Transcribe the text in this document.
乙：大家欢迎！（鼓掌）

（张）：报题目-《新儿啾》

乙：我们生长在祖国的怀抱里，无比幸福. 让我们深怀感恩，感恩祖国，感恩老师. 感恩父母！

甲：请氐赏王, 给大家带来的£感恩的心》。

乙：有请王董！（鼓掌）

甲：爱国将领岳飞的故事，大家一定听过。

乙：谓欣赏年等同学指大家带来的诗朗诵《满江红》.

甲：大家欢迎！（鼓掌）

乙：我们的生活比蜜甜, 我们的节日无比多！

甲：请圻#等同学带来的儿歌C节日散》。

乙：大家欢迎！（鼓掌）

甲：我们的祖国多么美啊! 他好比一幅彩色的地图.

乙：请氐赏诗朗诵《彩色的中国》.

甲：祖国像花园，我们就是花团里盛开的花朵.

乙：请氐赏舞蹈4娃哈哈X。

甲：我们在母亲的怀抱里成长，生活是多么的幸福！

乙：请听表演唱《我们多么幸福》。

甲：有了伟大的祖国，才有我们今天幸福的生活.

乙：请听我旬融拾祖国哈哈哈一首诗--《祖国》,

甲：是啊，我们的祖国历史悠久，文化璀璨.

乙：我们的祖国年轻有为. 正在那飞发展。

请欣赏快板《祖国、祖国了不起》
+ + + + +
DIRECTIVE -> Transcribe every line of the data, exactly as it stands.

OUTPUT FOR THIS TASK ->
Transcribe the text in this document.
乙：大家欢迎！（鼓掌）

（张）：报题目-《新儿啾》

乙：我们生长在祖国的怀抱里，无比幸福. 让我们深怀感恩，感恩祖国，感恩老师. 感恩父母！

甲：请氐赏王, 给大家带来的£感恩的心》。

乙：有请王董！（鼓掌）

甲：爱国将领岳飞的故事，大家一定听过。

乙：谓欣赏年等同学指大家带来的诗朗诵《满江红》.

甲：大家欢迎！（鼓掌）

乙：我们的生活比蜜甜, 我们的节日无比多！

甲：请圻#等同学带来的儿歌C节日散》。

乙：大家欢迎！（鼓掌）

甲：我们的祖国多么美啊! 他好比一幅彩色的地图.

乙：请氐赏诗朗诵《彩色的中国》.

甲：祖国像花园，我们就是花团里盛开的花朵.

乙：请氐赏舞蹈4娃哈哈X。

甲：我们在母亲的怀抱里成长，生活是多么的幸福！

乙：请听表演唱《我们多么幸福》。

甲：有了伟大的祖国，才有我们今天幸福的生活.

乙：请听我旬融拾祖国哈哈哈一首诗--《祖国》,

甲：是啊，我们的祖国历史悠久，文化璀璨.

乙：我们的祖国年轻有为. 正在那飞发展。

请欣赏快板《祖国、祖国了不起》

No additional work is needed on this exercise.